[Figure data in JSON]
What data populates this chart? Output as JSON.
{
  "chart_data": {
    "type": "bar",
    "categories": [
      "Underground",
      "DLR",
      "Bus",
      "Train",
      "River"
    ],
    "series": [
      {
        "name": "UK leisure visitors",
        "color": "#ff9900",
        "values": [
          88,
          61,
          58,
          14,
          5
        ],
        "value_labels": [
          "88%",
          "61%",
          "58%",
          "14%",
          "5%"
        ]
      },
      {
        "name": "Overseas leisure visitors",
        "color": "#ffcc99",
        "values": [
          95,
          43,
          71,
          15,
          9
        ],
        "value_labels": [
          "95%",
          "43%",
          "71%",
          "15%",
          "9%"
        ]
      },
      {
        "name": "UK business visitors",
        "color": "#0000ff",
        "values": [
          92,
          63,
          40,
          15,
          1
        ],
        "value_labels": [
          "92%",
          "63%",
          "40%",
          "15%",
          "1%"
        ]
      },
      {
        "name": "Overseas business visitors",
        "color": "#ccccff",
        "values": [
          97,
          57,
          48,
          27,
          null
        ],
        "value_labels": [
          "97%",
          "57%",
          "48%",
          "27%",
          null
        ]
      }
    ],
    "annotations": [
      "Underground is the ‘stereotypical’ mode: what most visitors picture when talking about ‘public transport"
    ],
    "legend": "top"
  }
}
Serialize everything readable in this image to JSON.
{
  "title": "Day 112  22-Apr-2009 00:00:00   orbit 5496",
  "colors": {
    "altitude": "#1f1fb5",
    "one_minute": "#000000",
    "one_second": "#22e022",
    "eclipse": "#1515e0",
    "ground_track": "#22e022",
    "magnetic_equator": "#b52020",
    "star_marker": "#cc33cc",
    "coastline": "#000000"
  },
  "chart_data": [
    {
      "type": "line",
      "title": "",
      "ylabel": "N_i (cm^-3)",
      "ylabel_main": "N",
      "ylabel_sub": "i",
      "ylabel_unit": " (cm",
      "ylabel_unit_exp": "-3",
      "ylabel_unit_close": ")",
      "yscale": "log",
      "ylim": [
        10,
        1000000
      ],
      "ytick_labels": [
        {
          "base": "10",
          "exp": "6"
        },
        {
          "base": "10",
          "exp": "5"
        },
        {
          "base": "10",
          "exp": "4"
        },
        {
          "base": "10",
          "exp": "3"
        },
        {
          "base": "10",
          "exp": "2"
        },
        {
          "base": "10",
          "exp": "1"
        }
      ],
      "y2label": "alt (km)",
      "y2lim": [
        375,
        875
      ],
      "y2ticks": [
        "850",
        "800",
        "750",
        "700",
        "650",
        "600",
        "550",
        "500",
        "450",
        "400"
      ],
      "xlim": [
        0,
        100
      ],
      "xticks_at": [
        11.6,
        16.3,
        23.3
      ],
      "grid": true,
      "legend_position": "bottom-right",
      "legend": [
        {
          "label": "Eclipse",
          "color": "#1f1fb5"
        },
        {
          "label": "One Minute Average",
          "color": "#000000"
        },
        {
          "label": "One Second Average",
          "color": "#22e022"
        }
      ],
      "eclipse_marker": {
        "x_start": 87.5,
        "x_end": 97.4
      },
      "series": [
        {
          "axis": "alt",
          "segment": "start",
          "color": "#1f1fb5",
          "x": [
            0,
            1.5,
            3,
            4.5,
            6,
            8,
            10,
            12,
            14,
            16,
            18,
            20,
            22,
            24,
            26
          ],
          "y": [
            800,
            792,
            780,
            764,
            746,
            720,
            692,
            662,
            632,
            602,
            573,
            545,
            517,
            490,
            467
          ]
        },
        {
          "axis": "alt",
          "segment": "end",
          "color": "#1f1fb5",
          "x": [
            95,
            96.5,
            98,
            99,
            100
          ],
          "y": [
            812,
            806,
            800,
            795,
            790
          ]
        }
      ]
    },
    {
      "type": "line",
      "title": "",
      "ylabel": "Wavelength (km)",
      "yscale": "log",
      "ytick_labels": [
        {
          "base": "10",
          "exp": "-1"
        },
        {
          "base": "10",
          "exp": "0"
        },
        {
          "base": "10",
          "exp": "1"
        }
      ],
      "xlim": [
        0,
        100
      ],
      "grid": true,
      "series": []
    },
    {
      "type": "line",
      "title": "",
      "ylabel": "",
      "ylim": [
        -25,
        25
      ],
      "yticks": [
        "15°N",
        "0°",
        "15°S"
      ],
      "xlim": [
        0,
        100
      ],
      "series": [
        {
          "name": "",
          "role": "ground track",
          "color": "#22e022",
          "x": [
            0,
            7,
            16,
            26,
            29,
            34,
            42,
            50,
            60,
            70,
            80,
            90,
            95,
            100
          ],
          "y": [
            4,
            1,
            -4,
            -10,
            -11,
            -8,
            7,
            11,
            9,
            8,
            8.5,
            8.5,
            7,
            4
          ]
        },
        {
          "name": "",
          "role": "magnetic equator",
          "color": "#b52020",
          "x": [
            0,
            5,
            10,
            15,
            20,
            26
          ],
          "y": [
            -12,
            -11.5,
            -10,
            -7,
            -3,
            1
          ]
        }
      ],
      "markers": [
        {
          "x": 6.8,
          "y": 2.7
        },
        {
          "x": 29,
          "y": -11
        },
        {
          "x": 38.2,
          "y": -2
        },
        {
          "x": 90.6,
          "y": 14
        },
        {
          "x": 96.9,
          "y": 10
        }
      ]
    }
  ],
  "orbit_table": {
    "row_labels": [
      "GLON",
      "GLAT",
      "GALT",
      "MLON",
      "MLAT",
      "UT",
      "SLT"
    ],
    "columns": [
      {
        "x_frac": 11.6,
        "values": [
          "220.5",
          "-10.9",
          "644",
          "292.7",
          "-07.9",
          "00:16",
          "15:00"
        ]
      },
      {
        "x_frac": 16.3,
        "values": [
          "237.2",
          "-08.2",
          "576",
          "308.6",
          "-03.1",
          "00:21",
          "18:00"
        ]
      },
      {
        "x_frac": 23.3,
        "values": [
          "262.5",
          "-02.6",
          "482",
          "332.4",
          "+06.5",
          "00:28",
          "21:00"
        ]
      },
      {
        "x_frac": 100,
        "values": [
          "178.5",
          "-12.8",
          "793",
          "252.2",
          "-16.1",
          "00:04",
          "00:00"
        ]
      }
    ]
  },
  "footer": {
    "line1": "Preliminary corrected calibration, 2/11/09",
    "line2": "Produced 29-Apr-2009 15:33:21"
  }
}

Your goal:
Here, the records must be output exactly and in full.

Full answer:
What data populates this chart? Output as JSON.
{
  "chart_data": {
    "type": "bar",
    "categories": [
      "Underground",
      "DLR",
      "Bus",
      "Train",
      "River"
    ],
    "series": [
      {
        "name": "UK leisure visitors",
        "color": "#ff9900",
        "values": [
          88,
          61,
          58,
          14,
          5
        ],
        "value_labels": [
          "88%",
          "61%",
          "58%",
          "14%",
          "5%"
        ]
      },
      {
        "name": "Overseas leisure visitors",
        "color": "#ffcc99",
        "values": [
          95,
          43,
          71,
          15,
          9
        ],
        "value_labels": [
          "95%",
          "43%",
          "71%",
          "15%",
          "9%"
        ]
      },
      {
        "name": "UK business visitors",
        "color": "#0000ff",
        "values": [
          92,
          63,
          40,
          15,
          1
        ],
        "value_labels": [
          "92%",
          "63%",
          "40%",
          "15%",
          "1%"
        ]
      },
      {
        "name": "Overseas business visitors",
        "color": "#ccccff",
        "values": [
          97,
          57,
          48,
          27,
          null
        ],
        "value_labels": [
          "97%",
          "57%",
          "48%",
          "27%",
          null
        ]
      }
    ],
    "annotations": [
      "Underground is the ‘stereotypical’ mode: what most visitors picture when talking about ‘public transport"
    ],
    "legend": "top"
  }
}
Serialize everything readable in this image to JSON.
{
  "title": "Day 112  22-Apr-2009 00:00:00   orbit 5496",
  "colors": {
    "altitude": "#1f1fb5",
    "one_minute": "#000000",
    "one_second": "#22e022",
    "eclipse": "#1515e0",
    "ground_track": "#22e022",
    "magnetic_equator": "#b52020",
    "star_marker": "#cc33cc",
    "coastline": "#000000"
  },
  "chart_data": [
    {
      "type": "line",
      "title": "",
      "ylabel": "N_i (cm^-3)",
      "ylabel_main": "N",
      "ylabel_sub": "i",
      "ylabel_unit": " (cm",
      "ylabel_unit_exp": "-3",
      "ylabel_unit_close": ")",
      "yscale": "log",
      "ylim": [
        10,
        1000000
      ],
      "ytick_labels": [
        {
          "base": "10",
          "exp": "6"
        },
        {
          "base": "10",
          "exp": "5"
        },
        {
          "base": "10",
          "exp": "4"
        },
        {
          "base": "10",
          "exp": "3"
        },
        {
          "base": "10",
          "exp": "2"
        },
        {
          "base": "10",
          "exp": "1"
        }
      ],
      "y2label": "alt (km)",
      "y2lim": [
        375,
        875
      ],
      "y2ticks": [
        "850",
        "800",
        "750",
        "700",
        "650",
        "600",
        "550",
        "500",
        "450",
        "400"
      ],
      "xlim": [
        0,
        100
      ],
      "xticks_at": [
        11.6,
        16.3,
        23.3
      ],
      "grid": true,
      "legend_position": "bottom-right",
      "legend": [
        {
          "label": "Eclipse",
          "color": "#1f1fb5"
        },
        {
          "label": "One Minute Average",
          "color": "#000000"
        },
        {
          "label": "One Second Average",
          "color": "#22e022"
        }
      ],
      "eclipse_marker": {
        "x_start": 87.5,
        "x_end": 97.4
      },
      "series": [
        {
          "axis": "alt",
          "segment": "start",
          "color": "#1f1fb5",
          "x": [
            0,
            1.5,
            3,
            4.5,
            6,
            8,
            10,
            12,
            14,
            16,
            18,
            20,
            22,
            24,
            26
          ],
          "y": [
            800,
            792,
            780,
            764,
            746,
            720,
            692,
            662,
            632,
            602,
            573,
            545,
            517,
            490,
            467
          ]
        },
        {
          "axis": "alt",
          "segment": "end",
          "color": "#1f1fb5",
          "x": [
            95,
            96.5,
            98,
            99,
            100
          ],
          "y": [
            812,
            806,
            800,
            795,
            790
          ]
        }
      ]
    },
    {
      "type": "line",
      "title": "",
      "ylabel": "Wavelength (km)",
      "yscale": "log",
      "ytick_labels": [
        {
          "base": "10",
          "exp": "-1"
        },
        {
          "base": "10",
          "exp": "0"
        },
        {
          "base": "10",
          "exp": "1"
        }
      ],
      "xlim": [
        0,
        100
      ],
      "grid": true,
      "series": []
    },
    {
      "type": "line",
      "title": "",
      "ylabel": "",
      "ylim": [
        -25,
        25
      ],
      "yticks": [
        "15°N",
        "0°",
        "15°S"
      ],
      "xlim": [
        0,
        100
      ],
      "series": [
        {
          "name": "",
          "role": "ground track",
          "color": "#22e022",
          "x": [
            0,
            7,
            16,
            26,
            29,
            34,
            42,
            50,
            60,
            70,
            80,
            90,
            95,
            100
          ],
          "y": [
            4,
            1,
            -4,
            -10,
            -11,
            -8,
            7,
            11,
            9,
            8,
            8.5,
            8.5,
            7,
            4
          ]
        },
        {
          "name": "",
          "role": "magnetic equator",
          "color": "#b52020",
          "x": [
            0,
            5,
            10,
            15,
            20,
            26
          ],
          "y": [
            -12,
            -11.5,
            -10,
            -7,
            -3,
            1
          ]
        }
      ],
      "markers": [
        {
          "x": 6.8,
          "y": 2.7
        },
        {
          "x": 29,
          "y": -11
        },
        {
          "x": 38.2,
          "y": -2
        },
        {
          "x": 90.6,
          "y": 14
        },
        {
          "x": 96.9,
          "y": 10
        }
      ]
    }
  ],
  "orbit_table": {
    "row_labels": [
      "GLON",
      "GLAT",
      "GALT",
      "MLON",
      "MLAT",
      "UT",
      "SLT"
    ],
    "columns": [
      {
        "x_frac": 11.6,
        "values": [
          "220.5",
          "-10.9",
          "644",
          "292.7",
          "-07.9",
          "00:16",
          "15:00"
        ]
      },
      {
        "x_frac": 16.3,
        "values": [
          "237.2",
          "-08.2",
          "576",
          "308.6",
          "-03.1",
          "00:21",
          "18:00"
        ]
      },
      {
        "x_frac": 23.3,
        "values": [
          "262.5",
          "-02.6",
          "482",
          "332.4",
          "+06.5",
          "00:28",
          "21:00"
        ]
      },
      {
        "x_frac": 100,
        "values": [
          "178.5",
          "-12.8",
          "793",
          "252.2",
          "-16.1",
          "00:04",
          "00:00"
        ]
      }
    ]
  },
  "footer": {
    "line1": "Preliminary corrected calibration, 2/11/09",
    "line2": "Produced 29-Apr-2009 15:33:21"
  }
}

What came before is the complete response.